_Required task_. Exact repetition of every entry is required.

_Dataset content_.
..........

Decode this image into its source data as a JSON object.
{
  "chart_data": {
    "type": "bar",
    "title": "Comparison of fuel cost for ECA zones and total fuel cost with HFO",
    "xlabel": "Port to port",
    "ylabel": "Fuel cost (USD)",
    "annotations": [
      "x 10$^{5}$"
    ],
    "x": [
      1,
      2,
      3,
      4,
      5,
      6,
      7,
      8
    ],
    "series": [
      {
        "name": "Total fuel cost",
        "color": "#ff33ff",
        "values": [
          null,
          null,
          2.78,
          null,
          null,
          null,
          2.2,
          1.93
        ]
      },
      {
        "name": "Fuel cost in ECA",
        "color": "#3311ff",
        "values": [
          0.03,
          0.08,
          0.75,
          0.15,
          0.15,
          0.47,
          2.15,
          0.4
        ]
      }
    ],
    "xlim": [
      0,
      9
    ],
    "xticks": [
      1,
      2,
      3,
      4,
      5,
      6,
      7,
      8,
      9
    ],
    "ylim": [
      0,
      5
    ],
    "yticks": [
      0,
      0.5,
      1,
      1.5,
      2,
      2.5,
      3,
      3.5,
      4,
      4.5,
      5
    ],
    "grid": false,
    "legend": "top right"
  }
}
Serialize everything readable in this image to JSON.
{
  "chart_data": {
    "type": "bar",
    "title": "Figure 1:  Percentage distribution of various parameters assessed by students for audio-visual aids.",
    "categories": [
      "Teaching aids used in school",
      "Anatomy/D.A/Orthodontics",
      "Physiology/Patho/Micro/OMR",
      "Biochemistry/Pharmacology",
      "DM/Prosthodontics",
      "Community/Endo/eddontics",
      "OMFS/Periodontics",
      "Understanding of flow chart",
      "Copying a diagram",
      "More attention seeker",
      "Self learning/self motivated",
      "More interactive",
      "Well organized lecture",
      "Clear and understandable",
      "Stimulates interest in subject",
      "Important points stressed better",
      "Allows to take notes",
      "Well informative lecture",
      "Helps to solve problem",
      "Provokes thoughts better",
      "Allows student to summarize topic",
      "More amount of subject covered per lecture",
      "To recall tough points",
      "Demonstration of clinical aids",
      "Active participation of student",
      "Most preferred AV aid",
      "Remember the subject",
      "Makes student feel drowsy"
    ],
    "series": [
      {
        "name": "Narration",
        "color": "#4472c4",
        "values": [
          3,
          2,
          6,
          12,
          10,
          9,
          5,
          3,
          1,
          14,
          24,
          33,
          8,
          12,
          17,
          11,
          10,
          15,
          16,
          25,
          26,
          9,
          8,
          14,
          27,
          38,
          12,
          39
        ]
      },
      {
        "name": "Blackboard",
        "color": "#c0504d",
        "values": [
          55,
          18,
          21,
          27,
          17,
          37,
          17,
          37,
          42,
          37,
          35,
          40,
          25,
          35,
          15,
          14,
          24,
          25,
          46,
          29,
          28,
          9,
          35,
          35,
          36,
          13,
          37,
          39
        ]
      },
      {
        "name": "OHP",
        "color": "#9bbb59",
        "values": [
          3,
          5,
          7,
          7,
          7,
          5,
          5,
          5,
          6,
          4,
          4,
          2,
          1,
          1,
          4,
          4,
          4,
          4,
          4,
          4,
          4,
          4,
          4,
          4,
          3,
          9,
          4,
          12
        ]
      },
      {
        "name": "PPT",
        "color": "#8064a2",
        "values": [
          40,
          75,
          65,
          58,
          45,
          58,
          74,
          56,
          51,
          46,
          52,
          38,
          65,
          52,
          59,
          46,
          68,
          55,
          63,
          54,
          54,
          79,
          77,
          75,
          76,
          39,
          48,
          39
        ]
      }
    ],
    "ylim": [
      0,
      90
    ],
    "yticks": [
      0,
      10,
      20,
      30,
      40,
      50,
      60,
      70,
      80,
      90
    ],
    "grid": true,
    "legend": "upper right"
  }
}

..........

_Answer in full_.
Decode this image into its source data as a JSON object.
{
  "chart_data": {
    "type": "bar",
    "title": "Comparison of fuel cost for ECA zones and total fuel cost with HFO",
    "xlabel": "Port to port",
    "ylabel": "Fuel cost (USD)",
    "annotations": [
      "x 10$^{5}$"
    ],
    "x": [
      1,
      2,
      3,
      4,
      5,
      6,
      7,
      8
    ],
    "series": [
      {
        "name": "Total fuel cost",
        "color": "#ff33ff",
        "values": [
          null,
          null,
          2.78,
          null,
          null,
          null,
          2.2,
          1.93
        ]
      },
      {
        "name": "Fuel cost in ECA",
        "color": "#3311ff",
        "values": [
          0.03,
          0.08,
          0.75,
          0.15,
          0.15,
          0.47,
          2.15,
          0.4
        ]
      }
    ],
    "xlim": [
      0,
      9
    ],
    "xticks": [
      1,
      2,
      3,
      4,
      5,
      6,
      7,
      8,
      9
    ],
    "ylim": [
      0,
      5
    ],
    "yticks": [
      0,
      0.5,
      1,
      1.5,
      2,
      2.5,
      3,
      3.5,
      4,
      4.5,
      5
    ],
    "grid": false,
    "legend": "top right"
  }
}
Serialize everything readable in this image to JSON.
{
  "chart_data": {
    "type": "bar",
    "title": "Figure 1:  Percentage distribution of various parameters assessed by students for audio-visual aids.",
    "categories": [
      "Teaching aids used in school",
      "Anatomy/D.A/Orthodontics",
      "Physiology/Patho/Micro/OMR",
      "Biochemistry/Pharmacology",
      "DM/Prosthodontics",
      "Community/Endo/eddontics",
      "OMFS/Periodontics",
      "Understanding of flow chart",
      "Copying a diagram",
      "More attention seeker",
      "Self learning/self motivated",
      "More interactive",
      "Well organized lecture",
      "Clear and understandable",
      "Stimulates interest in subject",
      "Important points stressed better",
      "Allows to take notes",
      "Well informative lecture",
      "Helps to solve problem",
      "Provokes thoughts better",
      "Allows student to summarize topic",
      "More amount of subject covered per lecture",
      "To recall tough points",
      "Demonstration of clinical aids",
      "Active participation of student",
      "Most preferred AV aid",
      "Remember the subject",
      "Makes student feel drowsy"
    ],
    "series": [
      {
        "name": "Narration",
        "color": "#4472c4",
        "values": [
          3,
          2,
          6,
          12,
          10,
          9,
          5,
          3,
          1,
          14,
          24,
          33,
          8,
          12,
          17,
          11,
          10,
          15,
          16,
          25,
          26,
          9,
          8,
          14,
          27,
          38,
          12,
          39
        ]
      },
      {
        "name": "Blackboard",
        "color": "#c0504d",
        "values": [
          55,
          18,
          21,
          27,
          17,
          37,
          17,
          37,
          42,
          37,
          35,
          40,
          25,
          35,
          15,
          14,
          24,
          25,
          46,
          29,
          28,
          9,
          35,
          35,
          36,
          13,
          37,
          39
        ]
      },
      {
        "name": "OHP",
        "color": "#9bbb59",
        "values": [
          3,
          5,
          7,
          7,
          7,
          5,
          5,
          5,
          6,
          4,
          4,
          2,
          1,
          1,
          4,
          4,
          4,
          4,
          4,
          4,
          4,
          4,
          4,
          4,
          3,
          9,
          4,
          12
        ]
      },
      {
        "name": "PPT",
        "color": "#8064a2",
        "values": [
          40,
          75,
          65,
          58,
          45,
          58,
          74,
          56,
          51,
          46,
          52,
          38,
          65,
          52,
          59,
          46,
          68,
          55,
          63,
          54,
          54,
          79,
          77,
          75,
          76,
          39,
          48,
          39
        ]
      }
    ],
    "ylim": [
      0,
      90
    ],
    "yticks": [
      0,
      10,
      20,
      30,
      40,
      50,
      60,
      70,
      80,
      90
    ],
    "grid": true,
    "legend": "upper right"
  }
}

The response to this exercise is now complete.